## Given task
Transcribe the material word for word, but without the images.

Items listed in a dataset:
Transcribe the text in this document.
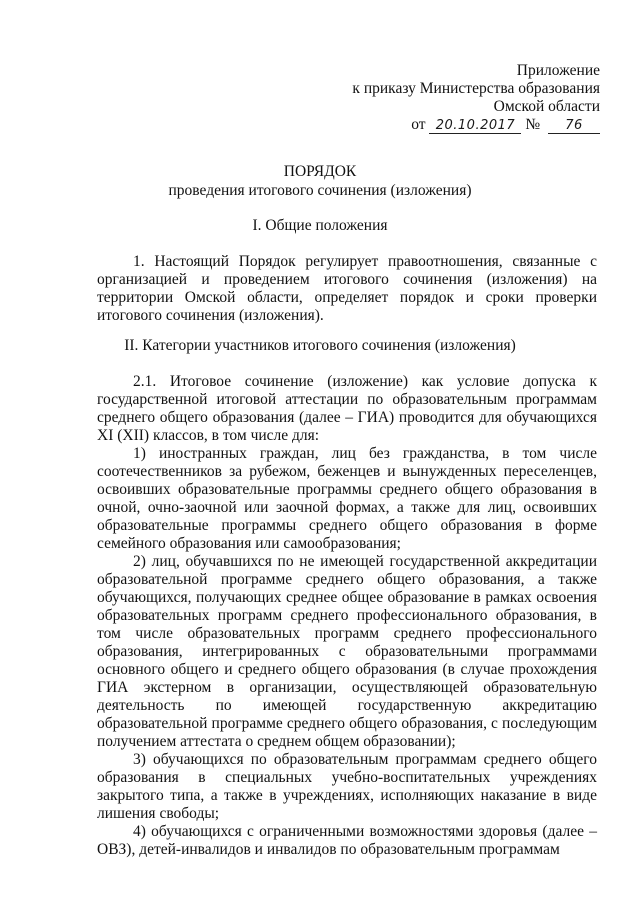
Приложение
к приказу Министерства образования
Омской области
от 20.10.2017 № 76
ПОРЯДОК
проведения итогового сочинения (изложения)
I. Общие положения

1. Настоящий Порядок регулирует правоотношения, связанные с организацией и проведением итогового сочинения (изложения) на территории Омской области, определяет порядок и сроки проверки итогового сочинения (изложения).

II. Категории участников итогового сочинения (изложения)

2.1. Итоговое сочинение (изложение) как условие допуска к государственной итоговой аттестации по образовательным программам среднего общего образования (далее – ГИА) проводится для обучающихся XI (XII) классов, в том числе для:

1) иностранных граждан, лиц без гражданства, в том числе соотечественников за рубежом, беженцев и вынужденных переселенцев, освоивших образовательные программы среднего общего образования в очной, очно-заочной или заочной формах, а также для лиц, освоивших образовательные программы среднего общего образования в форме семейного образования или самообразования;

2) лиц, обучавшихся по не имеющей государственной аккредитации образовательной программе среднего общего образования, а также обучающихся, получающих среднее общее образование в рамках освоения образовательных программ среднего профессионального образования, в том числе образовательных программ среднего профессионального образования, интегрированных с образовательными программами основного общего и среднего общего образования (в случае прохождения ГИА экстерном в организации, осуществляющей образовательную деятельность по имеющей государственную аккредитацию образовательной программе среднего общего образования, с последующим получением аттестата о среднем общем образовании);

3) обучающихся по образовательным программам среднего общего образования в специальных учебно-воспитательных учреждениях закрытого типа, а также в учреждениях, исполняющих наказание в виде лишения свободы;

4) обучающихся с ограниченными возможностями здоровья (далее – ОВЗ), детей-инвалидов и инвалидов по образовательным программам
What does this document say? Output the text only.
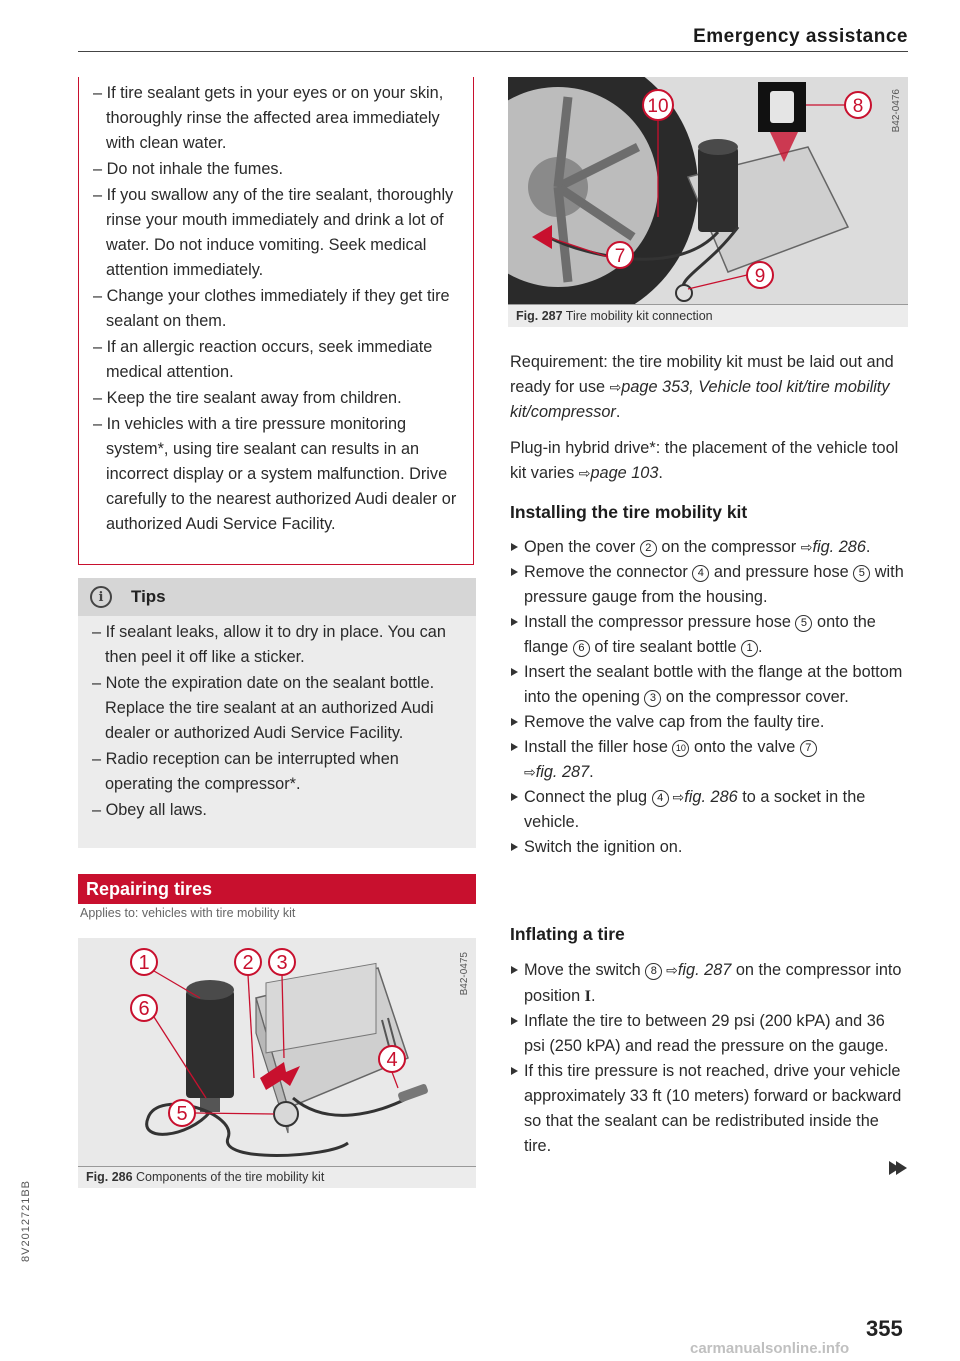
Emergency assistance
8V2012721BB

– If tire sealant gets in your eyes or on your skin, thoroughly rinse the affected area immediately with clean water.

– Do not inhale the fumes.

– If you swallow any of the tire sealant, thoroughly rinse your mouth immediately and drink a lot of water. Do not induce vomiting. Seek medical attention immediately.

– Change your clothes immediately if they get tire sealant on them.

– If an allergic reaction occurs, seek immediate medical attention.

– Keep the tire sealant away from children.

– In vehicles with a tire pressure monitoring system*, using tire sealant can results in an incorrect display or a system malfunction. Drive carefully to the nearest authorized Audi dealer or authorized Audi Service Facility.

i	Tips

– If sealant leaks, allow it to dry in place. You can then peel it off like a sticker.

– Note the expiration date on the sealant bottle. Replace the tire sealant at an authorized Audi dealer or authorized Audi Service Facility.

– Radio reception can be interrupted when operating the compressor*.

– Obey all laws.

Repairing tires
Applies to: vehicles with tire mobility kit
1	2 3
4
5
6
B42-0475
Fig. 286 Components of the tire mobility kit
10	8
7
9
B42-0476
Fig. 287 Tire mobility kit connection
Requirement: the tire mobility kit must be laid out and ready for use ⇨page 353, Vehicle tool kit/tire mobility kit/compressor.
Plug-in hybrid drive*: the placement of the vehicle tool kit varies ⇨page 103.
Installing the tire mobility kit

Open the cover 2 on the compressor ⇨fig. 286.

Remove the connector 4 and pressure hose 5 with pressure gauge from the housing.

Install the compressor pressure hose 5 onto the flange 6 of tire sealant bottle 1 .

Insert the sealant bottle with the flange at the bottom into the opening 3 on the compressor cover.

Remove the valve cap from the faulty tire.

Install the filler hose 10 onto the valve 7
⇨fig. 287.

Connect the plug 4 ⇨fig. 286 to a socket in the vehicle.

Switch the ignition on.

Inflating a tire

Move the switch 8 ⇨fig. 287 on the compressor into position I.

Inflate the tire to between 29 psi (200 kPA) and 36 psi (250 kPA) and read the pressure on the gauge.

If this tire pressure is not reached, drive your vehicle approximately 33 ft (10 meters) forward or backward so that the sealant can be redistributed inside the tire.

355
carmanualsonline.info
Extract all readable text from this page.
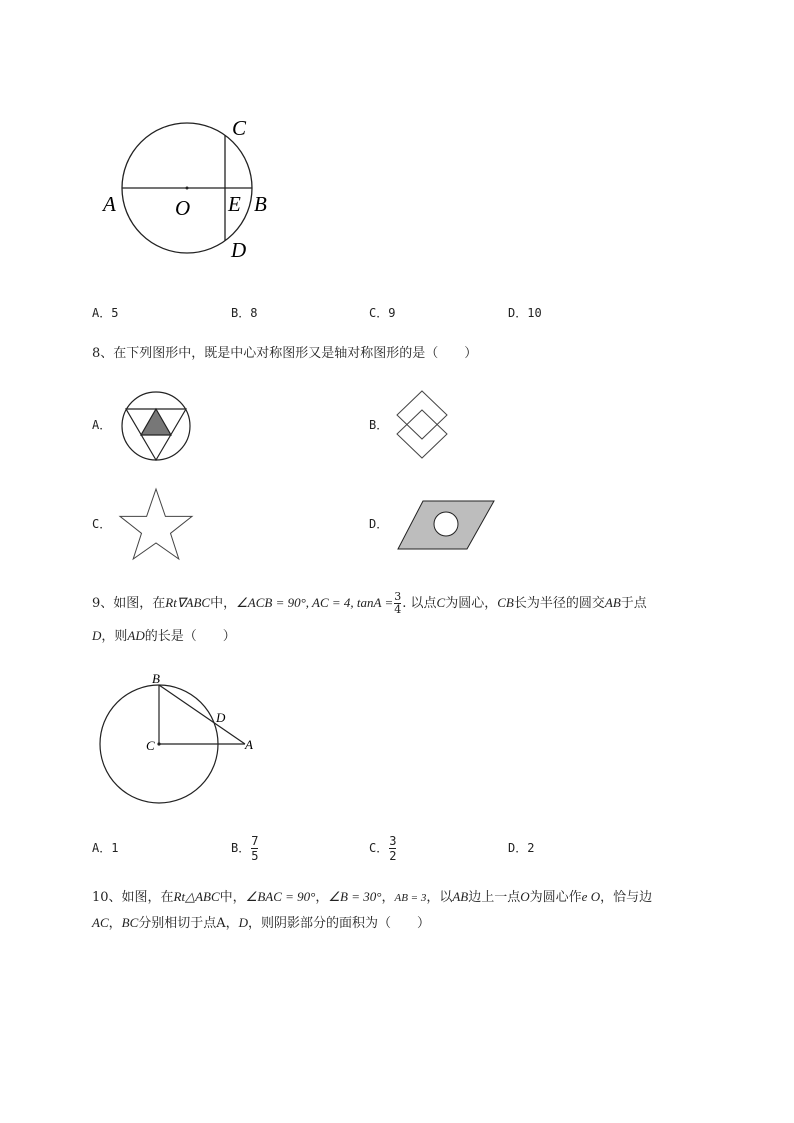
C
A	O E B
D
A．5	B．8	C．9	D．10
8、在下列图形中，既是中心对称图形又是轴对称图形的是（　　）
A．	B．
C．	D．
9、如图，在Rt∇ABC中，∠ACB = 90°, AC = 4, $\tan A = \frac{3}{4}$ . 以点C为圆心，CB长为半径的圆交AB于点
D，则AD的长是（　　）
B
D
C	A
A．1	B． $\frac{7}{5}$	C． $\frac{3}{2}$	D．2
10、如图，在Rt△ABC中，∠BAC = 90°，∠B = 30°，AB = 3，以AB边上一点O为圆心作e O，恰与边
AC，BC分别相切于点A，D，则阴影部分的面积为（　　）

## Response to this exercise
Transcribe the text in this document.
Приложение
к приказу Министерства образования
Омской области
от 20.10.2017 № 76
ПОРЯДОК
проведения итогового сочинения (изложения)
I. Общие положения

1. Настоящий Порядок регулирует правоотношения, связанные с организацией и проведением итогового сочинения (изложения) на территории Омской области, определяет порядок и сроки проверки итогового сочинения (изложения).

II. Категории участников итогового сочинения (изложения)

2.1. Итоговое сочинение (изложение) как условие допуска к государственной итоговой аттестации по образовательным программам среднего общего образования (далее – ГИА) проводится для обучающихся XI (XII) классов, в том числе для:

1) иностранных граждан, лиц без гражданства, в том числе соотечественников за рубежом, беженцев и вынужденных переселенцев, освоивших образовательные программы среднего общего образования в очной, очно-заочной или заочной формах, а также для лиц, освоивших образовательные программы среднего общего образования в форме семейного образования или самообразования;

2) лиц, обучавшихся по не имеющей государственной аккредитации образовательной программе среднего общего образования, а также обучающихся, получающих среднее общее образование в рамках освоения образовательных программ среднего профессионального образования, в том числе образовательных программ среднего профессионального образования, интегрированных с образовательными программами основного общего и среднего общего образования (в случае прохождения ГИА экстерном в организации, осуществляющей образовательную деятельность по имеющей государственную аккредитацию образовательной программе среднего общего образования, с последующим получением аттестата о среднем общем образовании);

3) обучающихся по образовательным программам среднего общего образования в специальных учебно-воспитательных учреждениях закрытого типа, а также в учреждениях, исполняющих наказание в виде лишения свободы;

4) обучающихся с ограниченными возможностями здоровья (далее – ОВЗ), детей-инвалидов и инвалидов по образовательным программам
What does this document say? Output the text only.
Emergency assistance
8V2012721BB

– If tire sealant gets in your eyes or on your skin, thoroughly rinse the affected area immediately with clean water.

– Do not inhale the fumes.

– If you swallow any of the tire sealant, thoroughly rinse your mouth immediately and drink a lot of water. Do not induce vomiting. Seek medical attention immediately.

– Change your clothes immediately if they get tire sealant on them.

– If an allergic reaction occurs, seek immediate medical attention.

– Keep the tire sealant away from children.

– In vehicles with a tire pressure monitoring system*, using tire sealant can results in an incorrect display or a system malfunction. Drive carefully to the nearest authorized Audi dealer or authorized Audi Service Facility.

i	Tips

– If sealant leaks, allow it to dry in place. You can then peel it off like a sticker.

– Note the expiration date on the sealant bottle. Replace the tire sealant at an authorized Audi dealer or authorized Audi Service Facility.

– Radio reception can be interrupted when operating the compressor*.

– Obey all laws.

Repairing tires
Applies to: vehicles with tire mobility kit
1	2 3
4
5
6
B42-0475
Fig. 286 Components of the tire mobility kit
10	8
7
9
B42-0476
Fig. 287 Tire mobility kit connection
Requirement: the tire mobility kit must be laid out and ready for use ⇨page 353, Vehicle tool kit/tire mobility kit/compressor.
Plug-in hybrid drive*: the placement of the vehicle tool kit varies ⇨page 103.
Installing the tire mobility kit

Open the cover 2 on the compressor ⇨fig. 286.

Remove the connector 4 and pressure hose 5 with pressure gauge from the housing.

Install the compressor pressure hose 5 onto the flange 6 of tire sealant bottle 1 .

Insert the sealant bottle with the flange at the bottom into the opening 3 on the compressor cover.

Remove the valve cap from the faulty tire.

Install the filler hose 10 onto the valve 7
⇨fig. 287.

Connect the plug 4 ⇨fig. 286 to a socket in the vehicle.

Switch the ignition on.

Inflating a tire

Move the switch 8 ⇨fig. 287 on the compressor into position I.

Inflate the tire to between 29 psi (200 kPA) and 36 psi (250 kPA) and read the pressure on the gauge.

If this tire pressure is not reached, drive your vehicle approximately 33 ft (10 meters) forward or backward so that the sealant can be redistributed inside the tire.

355
carmanualsonline.info
Extract all readable text from this page.
C
A	O E B
D
A．5	B．8	C．9	D．10
8、在下列图形中，既是中心对称图形又是轴对称图形的是（　　）
A．	B．
C．	D．
9、如图，在Rt∇ABC中，∠ACB = 90°, AC = 4, $\tan A = \frac{3}{4}$ . 以点C为圆心，CB长为半径的圆交AB于点
D，则AD的长是（　　）
B
D
C	A
A．1	B． $\frac{7}{5}$	C． $\frac{3}{2}$	D．2
10、如图，在Rt△ABC中，∠BAC = 90°，∠B = 30°，AB = 3，以AB边上一点O为圆心作e O，恰与边
AC，BC分别相切于点A，D，则阴影部分的面积为（　　）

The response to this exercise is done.